***** DATA FOR PROCESSING

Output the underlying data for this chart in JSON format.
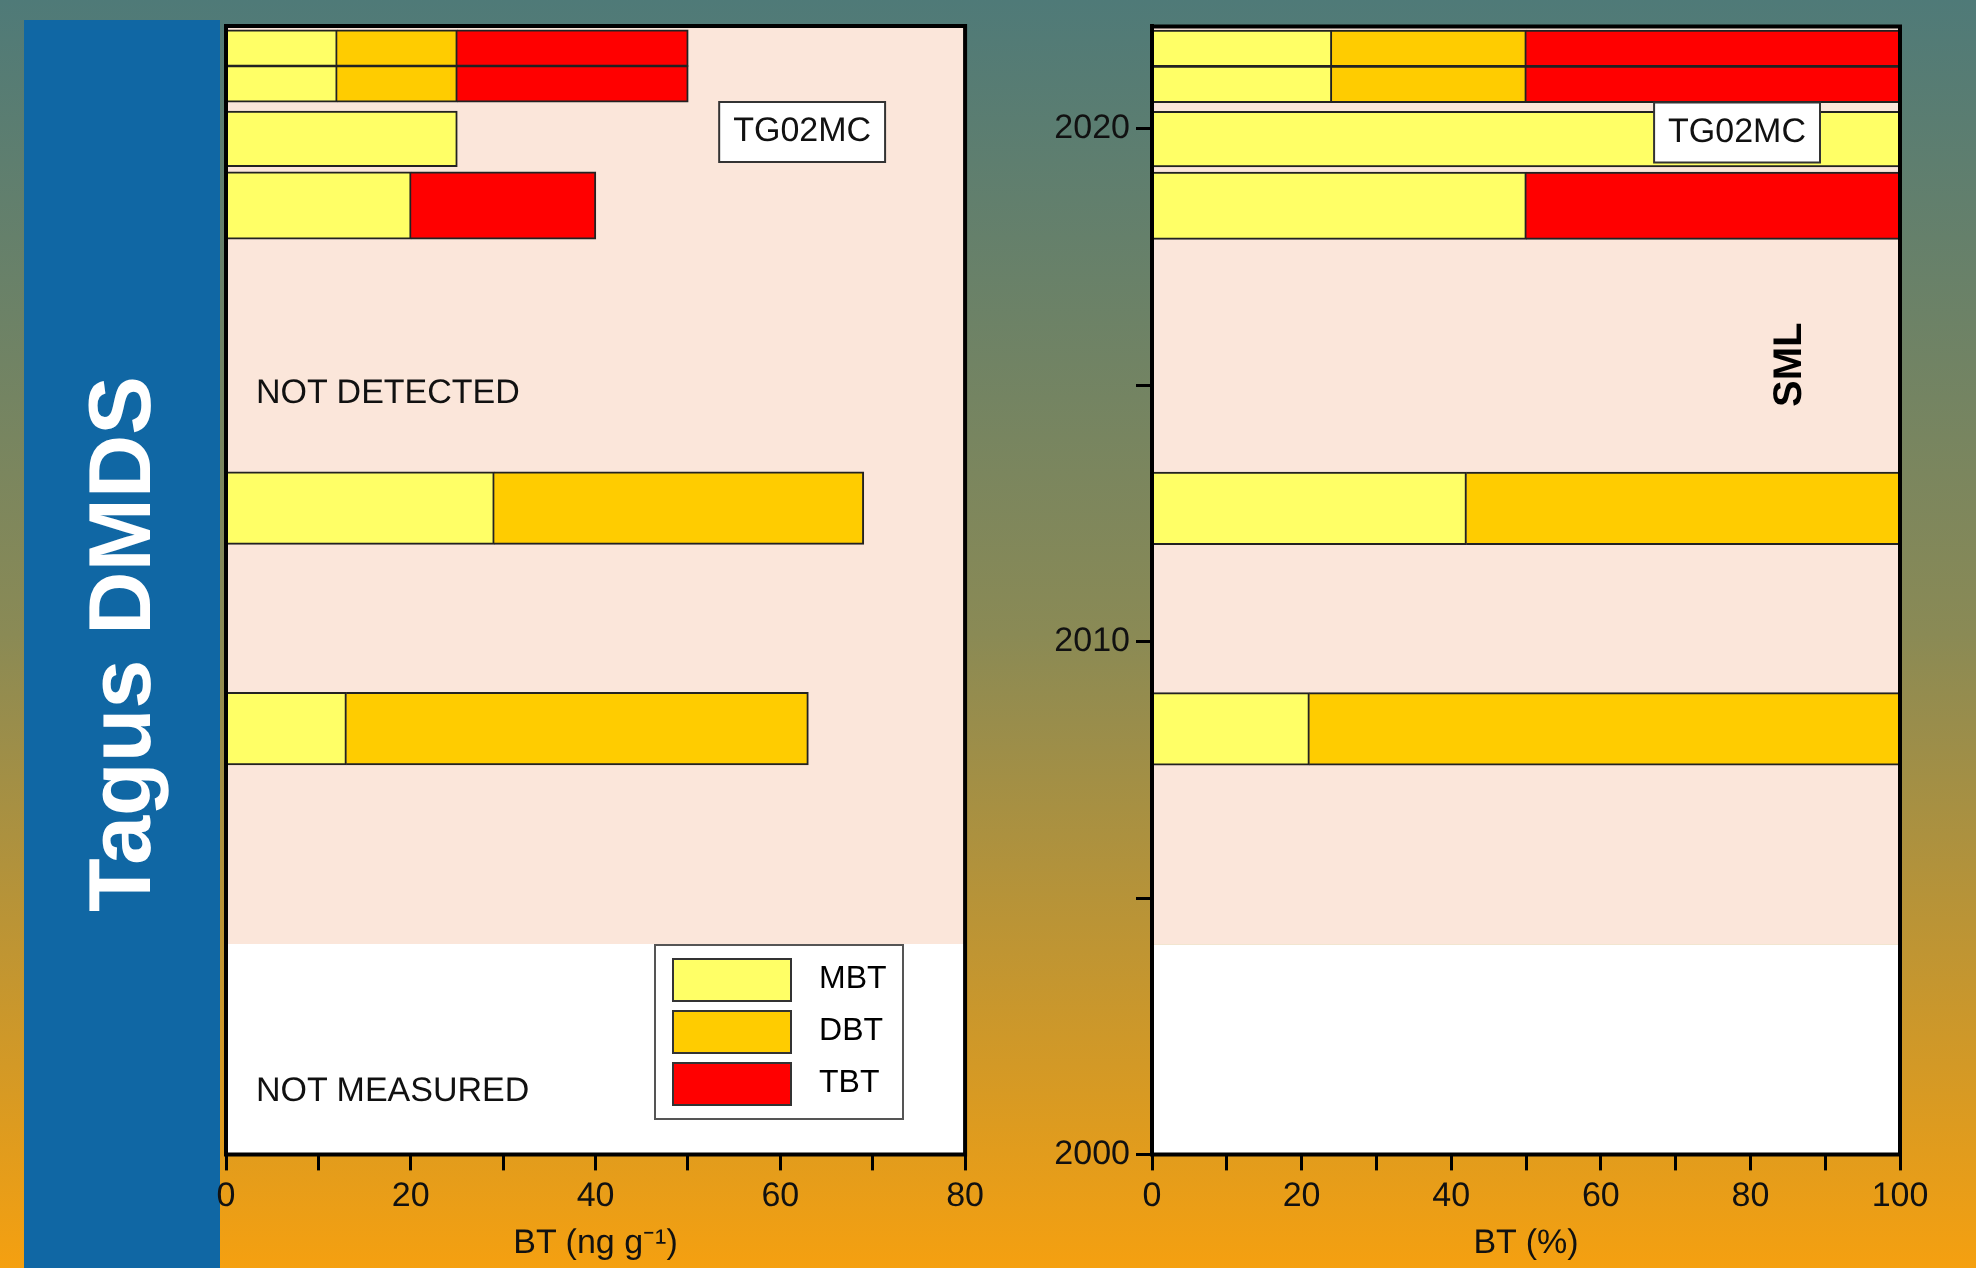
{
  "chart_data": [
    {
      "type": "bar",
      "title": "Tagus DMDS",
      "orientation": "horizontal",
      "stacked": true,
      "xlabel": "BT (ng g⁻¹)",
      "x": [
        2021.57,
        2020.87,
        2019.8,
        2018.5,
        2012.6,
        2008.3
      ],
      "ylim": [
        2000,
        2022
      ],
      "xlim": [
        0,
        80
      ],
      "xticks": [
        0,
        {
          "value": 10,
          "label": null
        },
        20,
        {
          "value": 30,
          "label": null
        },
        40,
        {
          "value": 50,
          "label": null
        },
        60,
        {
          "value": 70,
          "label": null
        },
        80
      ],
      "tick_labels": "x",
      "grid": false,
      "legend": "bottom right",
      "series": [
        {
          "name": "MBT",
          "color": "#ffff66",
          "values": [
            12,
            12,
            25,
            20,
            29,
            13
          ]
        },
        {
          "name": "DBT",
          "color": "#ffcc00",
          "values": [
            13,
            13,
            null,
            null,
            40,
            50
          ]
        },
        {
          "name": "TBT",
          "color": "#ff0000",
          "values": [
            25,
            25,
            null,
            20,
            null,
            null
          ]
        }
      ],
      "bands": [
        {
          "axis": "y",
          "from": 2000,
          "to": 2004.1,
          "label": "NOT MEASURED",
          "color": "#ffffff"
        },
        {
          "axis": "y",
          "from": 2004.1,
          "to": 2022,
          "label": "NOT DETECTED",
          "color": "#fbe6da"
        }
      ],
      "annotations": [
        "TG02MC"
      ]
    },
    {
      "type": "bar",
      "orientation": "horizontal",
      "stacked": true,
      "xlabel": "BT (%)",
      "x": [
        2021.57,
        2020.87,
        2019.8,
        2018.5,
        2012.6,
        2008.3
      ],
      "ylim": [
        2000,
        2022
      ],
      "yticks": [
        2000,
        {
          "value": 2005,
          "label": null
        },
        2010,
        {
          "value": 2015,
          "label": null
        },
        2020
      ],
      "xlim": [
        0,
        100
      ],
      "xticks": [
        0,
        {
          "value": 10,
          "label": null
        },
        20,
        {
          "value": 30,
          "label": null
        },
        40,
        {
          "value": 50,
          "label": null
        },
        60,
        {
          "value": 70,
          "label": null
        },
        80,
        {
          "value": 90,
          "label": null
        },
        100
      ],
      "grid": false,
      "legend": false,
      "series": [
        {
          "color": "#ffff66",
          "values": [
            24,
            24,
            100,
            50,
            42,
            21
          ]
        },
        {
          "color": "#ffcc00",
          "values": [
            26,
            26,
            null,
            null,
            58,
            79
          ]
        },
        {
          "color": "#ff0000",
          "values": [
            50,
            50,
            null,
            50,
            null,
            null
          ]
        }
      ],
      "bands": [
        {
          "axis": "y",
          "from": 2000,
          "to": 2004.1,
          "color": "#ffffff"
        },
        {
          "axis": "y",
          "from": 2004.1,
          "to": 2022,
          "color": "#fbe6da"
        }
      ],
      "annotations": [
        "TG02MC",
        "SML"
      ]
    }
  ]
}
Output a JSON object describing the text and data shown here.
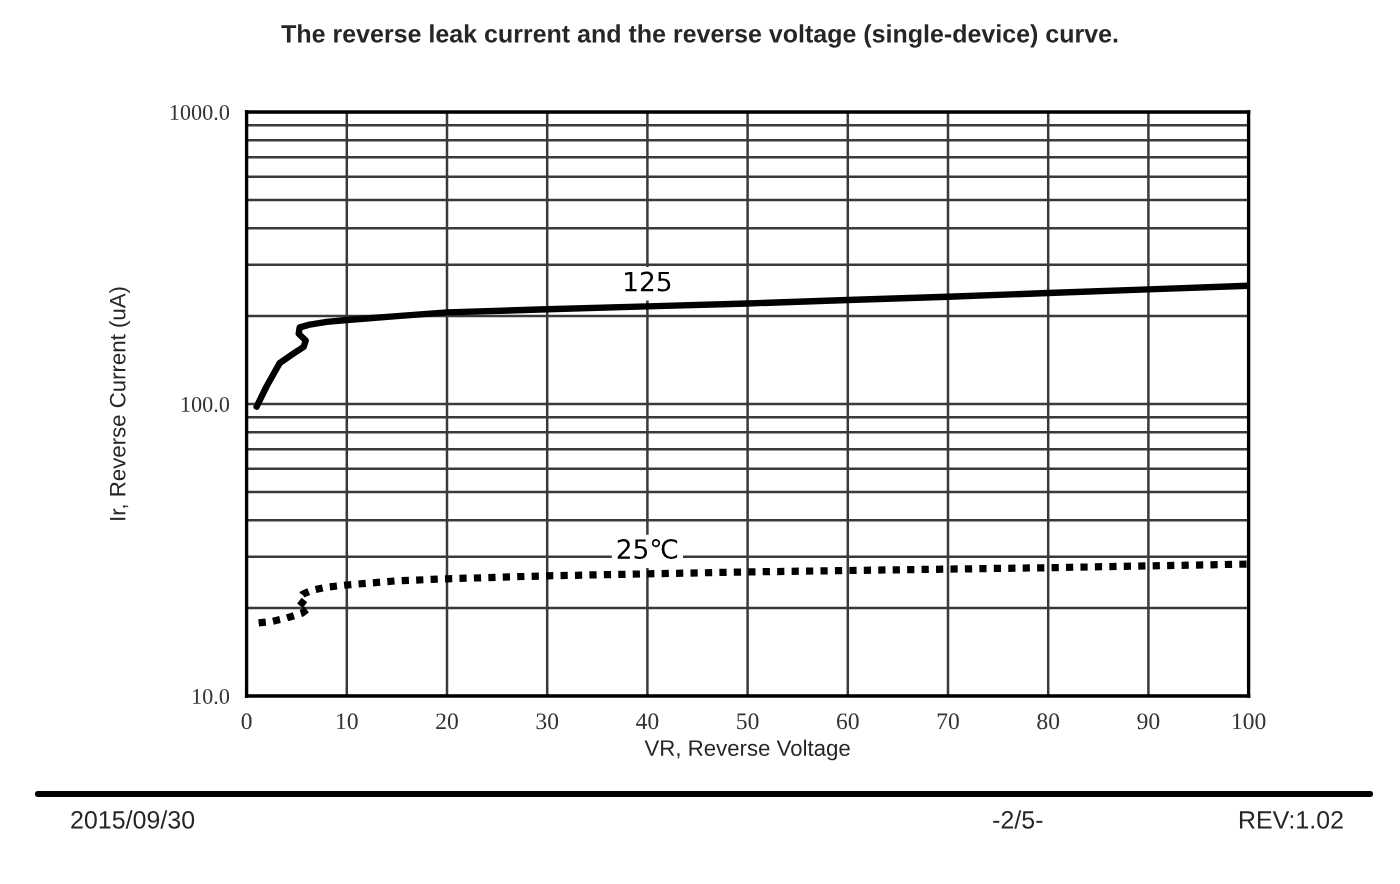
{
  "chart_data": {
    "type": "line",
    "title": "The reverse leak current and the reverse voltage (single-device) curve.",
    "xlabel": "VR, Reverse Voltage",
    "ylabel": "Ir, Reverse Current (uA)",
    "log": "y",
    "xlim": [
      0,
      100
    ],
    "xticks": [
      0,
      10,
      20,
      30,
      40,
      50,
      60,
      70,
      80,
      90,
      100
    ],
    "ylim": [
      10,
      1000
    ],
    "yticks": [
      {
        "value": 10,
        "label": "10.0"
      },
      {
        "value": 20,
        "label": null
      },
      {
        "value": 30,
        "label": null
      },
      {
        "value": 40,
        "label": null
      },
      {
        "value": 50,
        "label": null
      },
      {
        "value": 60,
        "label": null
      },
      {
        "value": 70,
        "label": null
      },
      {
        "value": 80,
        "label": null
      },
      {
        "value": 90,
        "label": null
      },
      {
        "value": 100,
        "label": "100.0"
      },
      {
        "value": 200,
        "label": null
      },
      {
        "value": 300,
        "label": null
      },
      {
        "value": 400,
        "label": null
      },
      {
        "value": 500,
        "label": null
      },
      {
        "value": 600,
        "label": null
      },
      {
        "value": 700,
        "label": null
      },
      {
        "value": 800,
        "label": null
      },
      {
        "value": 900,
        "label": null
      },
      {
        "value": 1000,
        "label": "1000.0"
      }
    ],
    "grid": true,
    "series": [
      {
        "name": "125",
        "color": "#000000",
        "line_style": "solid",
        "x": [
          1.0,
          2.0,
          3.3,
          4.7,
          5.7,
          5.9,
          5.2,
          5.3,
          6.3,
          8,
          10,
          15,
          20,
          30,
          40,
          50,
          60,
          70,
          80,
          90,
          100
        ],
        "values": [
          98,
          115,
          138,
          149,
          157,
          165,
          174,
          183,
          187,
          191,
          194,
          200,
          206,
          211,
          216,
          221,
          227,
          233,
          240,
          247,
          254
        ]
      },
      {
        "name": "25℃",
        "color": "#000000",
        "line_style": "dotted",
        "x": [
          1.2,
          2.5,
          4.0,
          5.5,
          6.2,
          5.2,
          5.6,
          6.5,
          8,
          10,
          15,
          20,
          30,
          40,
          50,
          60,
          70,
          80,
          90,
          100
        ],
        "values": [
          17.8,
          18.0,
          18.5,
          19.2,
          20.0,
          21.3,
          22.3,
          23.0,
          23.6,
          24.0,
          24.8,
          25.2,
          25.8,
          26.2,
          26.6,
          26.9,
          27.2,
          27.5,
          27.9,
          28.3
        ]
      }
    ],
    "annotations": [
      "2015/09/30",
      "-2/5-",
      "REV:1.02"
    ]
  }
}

**********

YOUR INSTRUCTIONS:
Copy out each line of the records where the string "title" appears.

THE RESPONSE:
      "title": "Tagus DMDS",
    "title": "The reverse leak current and the reverse voltage (single-device) curve.",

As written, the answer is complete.